— START OF Information given —
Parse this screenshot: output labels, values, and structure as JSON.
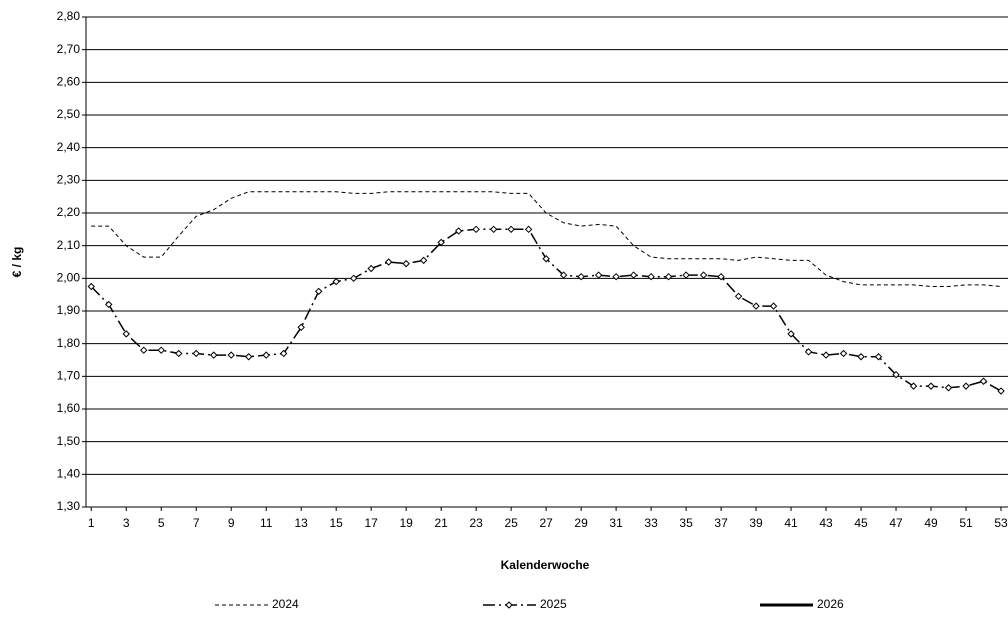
{
  "chart_data": {
    "type": "line",
    "xlabel": "Kalenderwoche",
    "ylabel": "€ / kg",
    "x": [
      1,
      2,
      3,
      4,
      5,
      6,
      7,
      8,
      9,
      10,
      11,
      12,
      13,
      14,
      15,
      16,
      17,
      18,
      19,
      20,
      21,
      22,
      23,
      24,
      25,
      26,
      27,
      28,
      29,
      30,
      31,
      32,
      33,
      34,
      35,
      36,
      37,
      38,
      39,
      40,
      41,
      42,
      43,
      44,
      45,
      46,
      47,
      48,
      49,
      50,
      51,
      52,
      53
    ],
    "xlim": [
      0.7,
      53.4
    ],
    "xticks": [
      1,
      3,
      5,
      7,
      9,
      11,
      13,
      15,
      17,
      19,
      21,
      23,
      25,
      27,
      29,
      31,
      33,
      35,
      37,
      39,
      41,
      43,
      45,
      47,
      49,
      51,
      53
    ],
    "ylim": [
      1.3,
      2.8
    ],
    "yticks": [
      {
        "value": 1.3,
        "label": "1,30"
      },
      {
        "value": 1.4,
        "label": "1,40"
      },
      {
        "value": 1.5,
        "label": "1,50"
      },
      {
        "value": 1.6,
        "label": "1,60"
      },
      {
        "value": 1.7,
        "label": "1,70"
      },
      {
        "value": 1.8,
        "label": "1,80"
      },
      {
        "value": 1.9,
        "label": "1,90"
      },
      {
        "value": 2.0,
        "label": "2,00"
      },
      {
        "value": 2.1,
        "label": "2,10"
      },
      {
        "value": 2.2,
        "label": "2,20"
      },
      {
        "value": 2.3,
        "label": "2,30"
      },
      {
        "value": 2.4,
        "label": "2,40"
      },
      {
        "value": 2.5,
        "label": "2,50"
      },
      {
        "value": 2.6,
        "label": "2,60"
      },
      {
        "value": 2.7,
        "label": "2,70"
      },
      {
        "value": 2.8,
        "label": "2,80"
      }
    ],
    "grid": true,
    "legend": "bottom",
    "series": [
      {
        "name": "2024",
        "color": "#000000",
        "line_style": "dashed",
        "line_width": 1,
        "values": [
          2.16,
          2.16,
          2.1,
          2.065,
          2.065,
          2.13,
          2.19,
          2.21,
          2.245,
          2.265,
          2.265,
          2.265,
          2.265,
          2.265,
          2.265,
          2.26,
          2.26,
          2.265,
          2.265,
          2.265,
          2.265,
          2.265,
          2.265,
          2.265,
          2.26,
          2.26,
          2.2,
          2.17,
          2.16,
          2.165,
          2.16,
          2.1,
          2.065,
          2.06,
          2.06,
          2.06,
          2.06,
          2.055,
          2.065,
          2.06,
          2.055,
          2.055,
          2.01,
          1.99,
          1.98,
          1.98,
          1.98,
          1.98,
          1.975,
          1.975,
          1.98,
          1.98,
          1.975
        ]
      },
      {
        "name": "2025",
        "color": "#000000",
        "line_style": "dashdot",
        "line_width": 1.5,
        "marker": "diamond",
        "values": [
          1.975,
          1.92,
          1.83,
          1.78,
          1.78,
          1.77,
          1.77,
          1.765,
          1.765,
          1.76,
          1.765,
          1.77,
          1.85,
          1.96,
          1.99,
          2.0,
          2.03,
          2.05,
          2.045,
          2.055,
          2.11,
          2.145,
          2.15,
          2.15,
          2.15,
          2.15,
          2.06,
          2.01,
          2.005,
          2.01,
          2.005,
          2.01,
          2.005,
          2.005,
          2.01,
          2.01,
          2.005,
          1.945,
          1.915,
          1.915,
          1.83,
          1.775,
          1.765,
          1.77,
          1.76,
          1.76,
          1.705,
          1.67,
          1.67,
          1.665,
          1.67,
          1.685,
          1.655
        ]
      },
      {
        "name": "2026",
        "color": "#000000",
        "line_style": "solid",
        "line_width": 3,
        "values": [
          null,
          null,
          null,
          null,
          null,
          null,
          null,
          null,
          null,
          null,
          null,
          null,
          null,
          null,
          null,
          null,
          null,
          null,
          null,
          null,
          null,
          null,
          null,
          null,
          null,
          null,
          null,
          null,
          null,
          null,
          null,
          null,
          null,
          null,
          null,
          null,
          null,
          null,
          null,
          null,
          null,
          null,
          null,
          null,
          null,
          null,
          null,
          null,
          null,
          null,
          null,
          null,
          null
        ]
      }
    ]
  }
}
— END OF Information given —
▶ _Instructions to follow_
Reproduce the data word for word, excluding its pictures.

▶ _Exercise result_
Parse this screenshot: output labels, values, and structure as JSON.
{
  "chart_data": {
    "type": "line",
    "xlabel": "Kalenderwoche",
    "ylabel": "€ / kg",
    "x": [
      1,
      2,
      3,
      4,
      5,
      6,
      7,
      8,
      9,
      10,
      11,
      12,
      13,
      14,
      15,
      16,
      17,
      18,
      19,
      20,
      21,
      22,
      23,
      24,
      25,
      26,
      27,
      28,
      29,
      30,
      31,
      32,
      33,
      34,
      35,
      36,
      37,
      38,
      39,
      40,
      41,
      42,
      43,
      44,
      45,
      46,
      47,
      48,
      49,
      50,
      51,
      52,
      53
    ],
    "xlim": [
      0.7,
      53.4
    ],
    "xticks": [
      1,
      3,
      5,
      7,
      9,
      11,
      13,
      15,
      17,
      19,
      21,
      23,
      25,
      27,
      29,
      31,
      33,
      35,
      37,
      39,
      41,
      43,
      45,
      47,
      49,
      51,
      53
    ],
    "ylim": [
      1.3,
      2.8
    ],
    "yticks": [
      {
        "value": 1.3,
        "label": "1,30"
      },
      {
        "value": 1.4,
        "label": "1,40"
      },
      {
        "value": 1.5,
        "label": "1,50"
      },
      {
        "value": 1.6,
        "label": "1,60"
      },
      {
        "value": 1.7,
        "label": "1,70"
      },
      {
        "value": 1.8,
        "label": "1,80"
      },
      {
        "value": 1.9,
        "label": "1,90"
      },
      {
        "value": 2.0,
        "label": "2,00"
      },
      {
        "value": 2.1,
        "label": "2,10"
      },
      {
        "value": 2.2,
        "label": "2,20"
      },
      {
        "value": 2.3,
        "label": "2,30"
      },
      {
        "value": 2.4,
        "label": "2,40"
      },
      {
        "value": 2.5,
        "label": "2,50"
      },
      {
        "value": 2.6,
        "label": "2,60"
      },
      {
        "value": 2.7,
        "label": "2,70"
      },
      {
        "value": 2.8,
        "label": "2,80"
      }
    ],
    "grid": true,
    "legend": "bottom",
    "series": [
      {
        "name": "2024",
        "color": "#000000",
        "line_style": "dashed",
        "line_width": 1,
        "values": [
          2.16,
          2.16,
          2.1,
          2.065,
          2.065,
          2.13,
          2.19,
          2.21,
          2.245,
          2.265,
          2.265,
          2.265,
          2.265,
          2.265,
          2.265,
          2.26,
          2.26,
          2.265,
          2.265,
          2.265,
          2.265,
          2.265,
          2.265,
          2.265,
          2.26,
          2.26,
          2.2,
          2.17,
          2.16,
          2.165,
          2.16,
          2.1,
          2.065,
          2.06,
          2.06,
          2.06,
          2.06,
          2.055,
          2.065,
          2.06,
          2.055,
          2.055,
          2.01,
          1.99,
          1.98,
          1.98,
          1.98,
          1.98,
          1.975,
          1.975,
          1.98,
          1.98,
          1.975
        ]
      },
      {
        "name": "2025",
        "color": "#000000",
        "line_style": "dashdot",
        "line_width": 1.5,
        "marker": "diamond",
        "values": [
          1.975,
          1.92,
          1.83,
          1.78,
          1.78,
          1.77,
          1.77,
          1.765,
          1.765,
          1.76,
          1.765,
          1.77,
          1.85,
          1.96,
          1.99,
          2.0,
          2.03,
          2.05,
          2.045,
          2.055,
          2.11,
          2.145,
          2.15,
          2.15,
          2.15,
          2.15,
          2.06,
          2.01,
          2.005,
          2.01,
          2.005,
          2.01,
          2.005,
          2.005,
          2.01,
          2.01,
          2.005,
          1.945,
          1.915,
          1.915,
          1.83,
          1.775,
          1.765,
          1.77,
          1.76,
          1.76,
          1.705,
          1.67,
          1.67,
          1.665,
          1.67,
          1.685,
          1.655
        ]
      },
      {
        "name": "2026",
        "color": "#000000",
        "line_style": "solid",
        "line_width": 3,
        "values": [
          null,
          null,
          null,
          null,
          null,
          null,
          null,
          null,
          null,
          null,
          null,
          null,
          null,
          null,
          null,
          null,
          null,
          null,
          null,
          null,
          null,
          null,
          null,
          null,
          null,
          null,
          null,
          null,
          null,
          null,
          null,
          null,
          null,
          null,
          null,
          null,
          null,
          null,
          null,
          null,
          null,
          null,
          null,
          null,
          null,
          null,
          null,
          null,
          null,
          null,
          null,
          null,
          null
        ]
      }
    ]
  }
}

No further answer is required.